++++ Available records

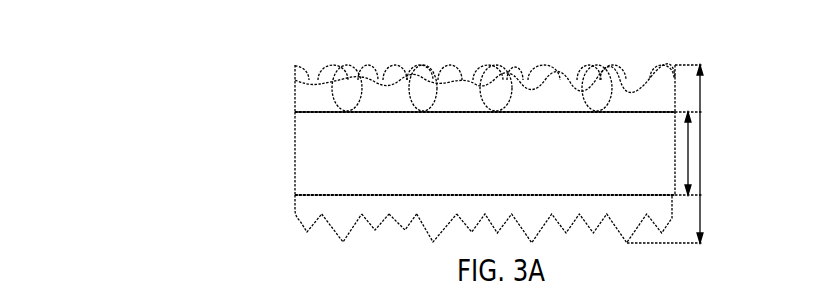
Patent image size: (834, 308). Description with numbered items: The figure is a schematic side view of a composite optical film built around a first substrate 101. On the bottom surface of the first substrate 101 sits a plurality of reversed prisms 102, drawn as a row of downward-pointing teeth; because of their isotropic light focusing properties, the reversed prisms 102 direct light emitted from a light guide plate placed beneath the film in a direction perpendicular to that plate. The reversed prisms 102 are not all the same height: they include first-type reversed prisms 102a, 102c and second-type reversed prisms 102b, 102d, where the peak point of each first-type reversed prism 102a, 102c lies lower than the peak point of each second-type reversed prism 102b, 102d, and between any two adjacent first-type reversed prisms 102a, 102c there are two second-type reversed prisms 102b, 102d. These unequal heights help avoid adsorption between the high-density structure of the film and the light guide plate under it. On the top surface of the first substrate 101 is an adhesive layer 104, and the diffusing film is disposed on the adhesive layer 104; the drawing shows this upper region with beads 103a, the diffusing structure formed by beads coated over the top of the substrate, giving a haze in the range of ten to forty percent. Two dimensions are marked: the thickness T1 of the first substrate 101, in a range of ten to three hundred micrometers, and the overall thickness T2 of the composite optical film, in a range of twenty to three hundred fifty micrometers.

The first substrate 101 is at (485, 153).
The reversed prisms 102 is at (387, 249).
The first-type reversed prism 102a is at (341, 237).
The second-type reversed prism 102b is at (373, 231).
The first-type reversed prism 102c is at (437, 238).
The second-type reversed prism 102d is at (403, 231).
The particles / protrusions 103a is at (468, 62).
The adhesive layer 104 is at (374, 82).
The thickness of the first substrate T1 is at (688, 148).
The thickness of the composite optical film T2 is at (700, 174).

++++++++

Requirement: Rewrite the lines above as a JSON list of strings, one string per line, skipping blank lines. Leave out the picture.

Correct answer:
[
  "Patent image size: (834, 308). Description with numbered items: The figure is a schematic side view of a composite optical film built around a first substrate 101. On the bottom surface of the first substrate 101 sits a plurality of reversed prisms 102, drawn as a row of downward-pointing teeth; because of their isotropic light focusing properties, the reversed prisms 102 direct light emitted from a light guide plate placed beneath the film in a direction perpendicular to that plate. The reversed prisms 102 are not all the same height: they include first-type reversed prisms 102a, 102c and second-type reversed prisms 102b, 102d, where the peak point of each first-type reversed prism 102a, 102c lies lower than the peak point of each second-type reversed prism 102b, 102d, and between any two adjacent first-type reversed prisms 102a, 102c there are two second-type reversed prisms 102b, 102d. These unequal heights help avoid adsorption between the high-density structure of the film and the light guide plate under it. On the top surface of the first substrate 101 is an adhesive layer 104, and the diffusing film is disposed on the adhesive layer 104; the drawing shows this upper region with beads 103a, the diffusing structure formed by beads coated over the top of the substrate, giving a haze in the range of ten to forty percent. Two dimensions are marked: the thickness T1 of the first substrate 101, in a range of ten to three hundred micrometers, and the overall thickness T2 of the composite optical film, in a range of twenty to three hundred fifty micrometers.",
  "The first substrate 101 is at (485, 153).",
  "The reversed prisms 102 is at (387, 249).",
  "The first-type reversed prism 102a is at (341, 237).",
  "The second-type reversed prism 102b is at (373, 231).",
  "The first-type reversed prism 102c is at (437, 238).",
  "The second-type reversed prism 102d is at (403, 231).",
  "The particles / protrusions 103a is at (468, 62).",
  "The adhesive layer 104 is at (374, 82).",
  "The thickness of the first substrate T1 is at (688, 148).",
  "The thickness of the composite optical film T2 is at (700, 174)."
]